→ **EXERCISE TASK**
Your job is to restate each entry word for word.

→ **RECORDED INFORMATION**

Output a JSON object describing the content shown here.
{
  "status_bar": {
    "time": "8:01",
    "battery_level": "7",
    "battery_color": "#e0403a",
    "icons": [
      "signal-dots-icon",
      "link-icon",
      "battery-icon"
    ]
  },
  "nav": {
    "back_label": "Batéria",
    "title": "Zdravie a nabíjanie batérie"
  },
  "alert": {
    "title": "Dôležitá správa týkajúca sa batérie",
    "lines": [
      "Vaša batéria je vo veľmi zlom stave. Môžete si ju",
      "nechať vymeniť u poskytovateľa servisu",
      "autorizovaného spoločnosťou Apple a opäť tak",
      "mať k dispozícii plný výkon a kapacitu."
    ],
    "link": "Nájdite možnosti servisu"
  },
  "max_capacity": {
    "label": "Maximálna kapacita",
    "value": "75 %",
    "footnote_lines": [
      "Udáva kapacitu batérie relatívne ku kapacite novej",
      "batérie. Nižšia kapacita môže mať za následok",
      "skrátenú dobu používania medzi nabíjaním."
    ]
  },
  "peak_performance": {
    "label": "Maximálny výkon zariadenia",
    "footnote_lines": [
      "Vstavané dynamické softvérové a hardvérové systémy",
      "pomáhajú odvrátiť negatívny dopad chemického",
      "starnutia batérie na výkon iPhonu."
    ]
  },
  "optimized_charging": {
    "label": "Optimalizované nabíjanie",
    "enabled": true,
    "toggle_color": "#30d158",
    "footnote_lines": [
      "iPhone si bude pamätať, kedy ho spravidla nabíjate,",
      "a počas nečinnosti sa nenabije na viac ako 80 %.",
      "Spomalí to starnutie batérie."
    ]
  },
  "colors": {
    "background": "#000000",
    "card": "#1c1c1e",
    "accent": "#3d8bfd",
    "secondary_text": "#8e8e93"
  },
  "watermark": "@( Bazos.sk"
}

→ **FINAL RESULT**
Output a JSON object describing the content shown here.
{
  "status_bar": {
    "time": "8:01",
    "battery_level": "7",
    "battery_color": "#e0403a",
    "icons": [
      "signal-dots-icon",
      "link-icon",
      "battery-icon"
    ]
  },
  "nav": {
    "back_label": "Batéria",
    "title": "Zdravie a nabíjanie batérie"
  },
  "alert": {
    "title": "Dôležitá správa týkajúca sa batérie",
    "lines": [
      "Vaša batéria je vo veľmi zlom stave. Môžete si ju",
      "nechať vymeniť u poskytovateľa servisu",
      "autorizovaného spoločnosťou Apple a opäť tak",
      "mať k dispozícii plný výkon a kapacitu."
    ],
    "link": "Nájdite možnosti servisu"
  },
  "max_capacity": {
    "label": "Maximálna kapacita",
    "value": "75 %",
    "footnote_lines": [
      "Udáva kapacitu batérie relatívne ku kapacite novej",
      "batérie. Nižšia kapacita môže mať za následok",
      "skrátenú dobu používania medzi nabíjaním."
    ]
  },
  "peak_performance": {
    "label": "Maximálny výkon zariadenia",
    "footnote_lines": [
      "Vstavané dynamické softvérové a hardvérové systémy",
      "pomáhajú odvrátiť negatívny dopad chemického",
      "starnutia batérie na výkon iPhonu."
    ]
  },
  "optimized_charging": {
    "label": "Optimalizované nabíjanie",
    "enabled": true,
    "toggle_color": "#30d158",
    "footnote_lines": [
      "iPhone si bude pamätať, kedy ho spravidla nabíjate,",
      "a počas nečinnosti sa nenabije na viac ako 80 %.",
      "Spomalí to starnutie batérie."
    ]
  },
  "colors": {
    "background": "#000000",
    "card": "#1c1c1e",
    "accent": "#3d8bfd",
    "secondary_text": "#8e8e93"
  },
  "watermark": "@( Bazos.sk"
}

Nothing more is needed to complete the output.